## begin Records to use

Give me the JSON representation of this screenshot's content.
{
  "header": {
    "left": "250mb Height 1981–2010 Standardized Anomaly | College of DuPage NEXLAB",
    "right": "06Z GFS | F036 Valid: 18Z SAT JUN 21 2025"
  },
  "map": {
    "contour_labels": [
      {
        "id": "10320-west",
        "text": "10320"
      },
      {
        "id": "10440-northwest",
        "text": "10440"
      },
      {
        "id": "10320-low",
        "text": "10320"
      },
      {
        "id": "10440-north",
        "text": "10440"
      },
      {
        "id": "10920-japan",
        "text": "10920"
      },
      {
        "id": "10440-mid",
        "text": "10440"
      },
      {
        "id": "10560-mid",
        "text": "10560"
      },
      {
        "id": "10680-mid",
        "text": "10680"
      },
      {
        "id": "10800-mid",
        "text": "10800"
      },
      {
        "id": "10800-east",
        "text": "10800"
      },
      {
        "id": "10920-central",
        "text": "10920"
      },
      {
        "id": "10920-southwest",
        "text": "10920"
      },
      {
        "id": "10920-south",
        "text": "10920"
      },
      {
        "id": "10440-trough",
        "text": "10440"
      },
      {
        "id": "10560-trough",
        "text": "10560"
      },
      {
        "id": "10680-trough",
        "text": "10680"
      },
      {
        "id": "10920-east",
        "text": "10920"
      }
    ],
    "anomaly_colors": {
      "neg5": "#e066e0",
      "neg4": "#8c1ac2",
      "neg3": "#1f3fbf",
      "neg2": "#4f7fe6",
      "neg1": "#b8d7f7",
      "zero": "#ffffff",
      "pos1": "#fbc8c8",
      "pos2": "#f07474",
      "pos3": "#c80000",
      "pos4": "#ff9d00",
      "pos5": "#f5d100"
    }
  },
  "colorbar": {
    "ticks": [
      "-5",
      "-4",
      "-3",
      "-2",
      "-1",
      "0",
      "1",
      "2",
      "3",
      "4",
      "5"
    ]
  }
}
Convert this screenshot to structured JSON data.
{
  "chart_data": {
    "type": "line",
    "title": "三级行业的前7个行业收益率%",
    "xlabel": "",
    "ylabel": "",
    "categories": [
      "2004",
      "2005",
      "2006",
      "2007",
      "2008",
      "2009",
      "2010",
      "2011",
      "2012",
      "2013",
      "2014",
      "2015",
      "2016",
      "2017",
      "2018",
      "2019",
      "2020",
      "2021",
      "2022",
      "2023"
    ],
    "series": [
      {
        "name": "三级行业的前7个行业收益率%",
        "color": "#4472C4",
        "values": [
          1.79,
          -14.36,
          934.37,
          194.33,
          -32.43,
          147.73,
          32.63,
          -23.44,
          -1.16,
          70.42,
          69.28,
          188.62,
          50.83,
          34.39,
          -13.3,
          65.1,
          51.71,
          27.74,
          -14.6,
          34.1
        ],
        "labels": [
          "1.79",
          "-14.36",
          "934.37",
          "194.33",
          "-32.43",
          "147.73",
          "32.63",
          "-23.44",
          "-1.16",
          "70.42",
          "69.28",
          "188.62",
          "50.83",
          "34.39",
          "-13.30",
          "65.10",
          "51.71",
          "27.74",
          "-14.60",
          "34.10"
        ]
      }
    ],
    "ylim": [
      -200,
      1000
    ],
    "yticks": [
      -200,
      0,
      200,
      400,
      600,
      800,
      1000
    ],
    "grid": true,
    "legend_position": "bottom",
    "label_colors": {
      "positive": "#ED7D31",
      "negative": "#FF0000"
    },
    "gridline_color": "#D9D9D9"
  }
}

## end Records to use

## [What you should do]
Sift through the entries and copy every line with "trough".

## [Written response]
        "id": "10440-trough",
        "id": "10560-trough",
        "id": "10680-trough",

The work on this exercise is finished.